-- start of Data rows --
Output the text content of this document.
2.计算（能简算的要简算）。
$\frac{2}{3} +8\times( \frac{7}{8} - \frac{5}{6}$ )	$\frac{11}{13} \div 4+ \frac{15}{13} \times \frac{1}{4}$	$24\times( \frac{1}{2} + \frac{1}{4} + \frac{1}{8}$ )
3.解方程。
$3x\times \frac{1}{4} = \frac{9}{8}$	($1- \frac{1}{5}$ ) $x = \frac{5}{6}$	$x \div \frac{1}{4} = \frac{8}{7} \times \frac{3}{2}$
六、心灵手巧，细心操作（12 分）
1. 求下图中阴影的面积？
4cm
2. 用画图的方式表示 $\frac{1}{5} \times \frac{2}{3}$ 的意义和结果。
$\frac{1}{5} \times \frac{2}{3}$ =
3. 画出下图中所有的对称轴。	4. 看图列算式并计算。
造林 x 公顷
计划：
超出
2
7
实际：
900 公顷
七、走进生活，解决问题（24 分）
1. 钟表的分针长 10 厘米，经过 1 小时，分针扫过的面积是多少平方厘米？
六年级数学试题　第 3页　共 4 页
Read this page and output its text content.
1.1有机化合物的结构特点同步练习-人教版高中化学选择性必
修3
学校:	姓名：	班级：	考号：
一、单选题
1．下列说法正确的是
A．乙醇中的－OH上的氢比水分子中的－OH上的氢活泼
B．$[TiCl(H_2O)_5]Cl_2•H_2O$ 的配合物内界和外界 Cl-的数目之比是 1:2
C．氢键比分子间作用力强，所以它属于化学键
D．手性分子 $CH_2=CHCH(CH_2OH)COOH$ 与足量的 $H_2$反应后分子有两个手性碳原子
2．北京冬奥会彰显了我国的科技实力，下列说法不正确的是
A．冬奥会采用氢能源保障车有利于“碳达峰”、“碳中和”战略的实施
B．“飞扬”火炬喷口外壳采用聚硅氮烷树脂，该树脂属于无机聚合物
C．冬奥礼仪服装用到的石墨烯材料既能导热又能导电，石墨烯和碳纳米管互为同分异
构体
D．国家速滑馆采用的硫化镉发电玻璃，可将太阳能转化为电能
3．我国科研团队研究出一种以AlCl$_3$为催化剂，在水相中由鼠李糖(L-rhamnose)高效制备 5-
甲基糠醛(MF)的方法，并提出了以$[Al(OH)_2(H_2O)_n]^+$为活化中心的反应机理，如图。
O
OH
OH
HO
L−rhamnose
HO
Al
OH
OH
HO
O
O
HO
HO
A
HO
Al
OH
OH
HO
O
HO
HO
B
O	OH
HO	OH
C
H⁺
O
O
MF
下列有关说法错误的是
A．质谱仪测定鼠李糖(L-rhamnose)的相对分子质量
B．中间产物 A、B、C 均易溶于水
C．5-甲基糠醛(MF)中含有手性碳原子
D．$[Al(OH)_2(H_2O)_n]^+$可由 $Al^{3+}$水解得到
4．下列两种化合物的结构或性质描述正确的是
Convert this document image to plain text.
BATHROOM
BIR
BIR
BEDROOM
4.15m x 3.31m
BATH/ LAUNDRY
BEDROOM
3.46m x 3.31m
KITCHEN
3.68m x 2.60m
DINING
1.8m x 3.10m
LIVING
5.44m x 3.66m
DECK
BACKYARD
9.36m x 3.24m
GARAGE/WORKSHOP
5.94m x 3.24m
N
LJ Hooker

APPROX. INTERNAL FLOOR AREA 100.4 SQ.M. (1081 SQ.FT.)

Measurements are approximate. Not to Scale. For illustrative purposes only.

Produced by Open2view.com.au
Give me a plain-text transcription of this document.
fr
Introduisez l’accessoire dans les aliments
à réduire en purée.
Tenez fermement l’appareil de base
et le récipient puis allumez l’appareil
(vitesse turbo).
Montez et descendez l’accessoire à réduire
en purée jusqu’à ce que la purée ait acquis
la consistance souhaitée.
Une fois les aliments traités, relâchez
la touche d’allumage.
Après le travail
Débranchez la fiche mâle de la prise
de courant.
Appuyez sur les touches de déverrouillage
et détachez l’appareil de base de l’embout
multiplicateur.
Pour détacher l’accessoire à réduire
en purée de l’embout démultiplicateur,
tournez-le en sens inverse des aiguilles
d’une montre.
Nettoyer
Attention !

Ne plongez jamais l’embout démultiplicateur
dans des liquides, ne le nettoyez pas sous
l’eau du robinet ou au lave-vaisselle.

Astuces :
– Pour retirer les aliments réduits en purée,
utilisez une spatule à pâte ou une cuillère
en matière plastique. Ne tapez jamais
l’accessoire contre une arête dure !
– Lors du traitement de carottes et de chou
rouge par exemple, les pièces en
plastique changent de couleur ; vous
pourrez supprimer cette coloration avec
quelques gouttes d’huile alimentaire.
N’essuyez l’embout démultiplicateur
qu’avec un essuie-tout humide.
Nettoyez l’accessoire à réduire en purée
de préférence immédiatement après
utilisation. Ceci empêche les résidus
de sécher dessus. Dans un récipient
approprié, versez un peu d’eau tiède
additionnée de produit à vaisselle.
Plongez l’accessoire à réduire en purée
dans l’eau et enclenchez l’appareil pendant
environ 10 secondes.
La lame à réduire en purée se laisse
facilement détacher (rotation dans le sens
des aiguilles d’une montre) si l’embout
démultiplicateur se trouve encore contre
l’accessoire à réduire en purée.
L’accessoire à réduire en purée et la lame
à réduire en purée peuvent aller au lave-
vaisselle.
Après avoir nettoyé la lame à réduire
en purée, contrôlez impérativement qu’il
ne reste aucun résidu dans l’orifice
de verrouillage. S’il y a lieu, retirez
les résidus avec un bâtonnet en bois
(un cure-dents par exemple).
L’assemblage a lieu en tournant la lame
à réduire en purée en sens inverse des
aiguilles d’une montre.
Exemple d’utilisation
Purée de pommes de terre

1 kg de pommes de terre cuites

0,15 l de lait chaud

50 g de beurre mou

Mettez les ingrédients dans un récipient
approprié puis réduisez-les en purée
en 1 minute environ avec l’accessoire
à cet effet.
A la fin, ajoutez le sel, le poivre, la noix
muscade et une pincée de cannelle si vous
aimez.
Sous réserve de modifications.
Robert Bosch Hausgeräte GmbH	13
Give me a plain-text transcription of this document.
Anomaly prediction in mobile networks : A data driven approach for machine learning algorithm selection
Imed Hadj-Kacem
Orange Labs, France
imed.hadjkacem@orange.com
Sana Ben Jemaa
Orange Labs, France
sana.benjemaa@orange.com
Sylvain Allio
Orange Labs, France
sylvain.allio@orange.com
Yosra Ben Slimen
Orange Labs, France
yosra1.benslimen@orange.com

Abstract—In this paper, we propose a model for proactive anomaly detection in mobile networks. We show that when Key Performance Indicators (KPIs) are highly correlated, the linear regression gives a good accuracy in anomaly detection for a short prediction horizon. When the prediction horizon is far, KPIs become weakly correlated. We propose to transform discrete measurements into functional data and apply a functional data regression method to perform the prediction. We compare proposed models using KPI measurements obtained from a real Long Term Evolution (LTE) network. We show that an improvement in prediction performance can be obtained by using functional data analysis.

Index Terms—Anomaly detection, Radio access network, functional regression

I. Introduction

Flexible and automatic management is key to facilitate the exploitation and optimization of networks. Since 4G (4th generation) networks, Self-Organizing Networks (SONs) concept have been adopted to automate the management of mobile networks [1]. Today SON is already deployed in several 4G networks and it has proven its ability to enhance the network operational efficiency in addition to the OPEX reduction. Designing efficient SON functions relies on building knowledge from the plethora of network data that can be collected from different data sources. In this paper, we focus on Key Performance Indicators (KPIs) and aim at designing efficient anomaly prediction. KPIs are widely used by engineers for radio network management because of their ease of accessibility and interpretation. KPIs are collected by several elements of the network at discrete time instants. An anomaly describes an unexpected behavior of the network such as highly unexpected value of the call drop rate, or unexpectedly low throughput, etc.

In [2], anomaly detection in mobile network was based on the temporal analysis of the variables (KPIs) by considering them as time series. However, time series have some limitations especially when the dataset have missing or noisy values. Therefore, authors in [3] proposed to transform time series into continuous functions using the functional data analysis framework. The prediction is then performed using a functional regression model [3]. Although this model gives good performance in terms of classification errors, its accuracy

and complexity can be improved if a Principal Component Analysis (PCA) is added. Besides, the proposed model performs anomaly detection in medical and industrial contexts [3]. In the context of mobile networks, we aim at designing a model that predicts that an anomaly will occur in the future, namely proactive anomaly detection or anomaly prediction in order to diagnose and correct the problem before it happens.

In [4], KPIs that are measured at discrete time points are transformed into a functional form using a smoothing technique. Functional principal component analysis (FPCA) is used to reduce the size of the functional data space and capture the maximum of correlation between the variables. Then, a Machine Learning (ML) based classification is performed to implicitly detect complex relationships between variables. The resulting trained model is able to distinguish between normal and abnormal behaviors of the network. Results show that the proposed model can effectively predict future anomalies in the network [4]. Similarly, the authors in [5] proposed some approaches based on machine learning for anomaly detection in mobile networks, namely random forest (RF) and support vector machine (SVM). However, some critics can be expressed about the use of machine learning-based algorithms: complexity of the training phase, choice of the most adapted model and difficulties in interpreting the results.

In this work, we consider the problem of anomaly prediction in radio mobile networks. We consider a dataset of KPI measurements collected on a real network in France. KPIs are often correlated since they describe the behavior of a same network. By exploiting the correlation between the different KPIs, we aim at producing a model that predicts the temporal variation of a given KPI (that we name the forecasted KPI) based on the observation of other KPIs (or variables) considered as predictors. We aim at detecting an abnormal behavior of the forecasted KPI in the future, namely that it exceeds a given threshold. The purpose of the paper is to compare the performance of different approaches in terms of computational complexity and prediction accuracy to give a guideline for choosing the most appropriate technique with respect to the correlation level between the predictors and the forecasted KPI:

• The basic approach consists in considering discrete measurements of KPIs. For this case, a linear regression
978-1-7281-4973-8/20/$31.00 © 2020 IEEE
-- end of Data rows --
> **The exercise**: Give the number of lines above that hold the word "résidus", and nothing more.

> **Task response**: 2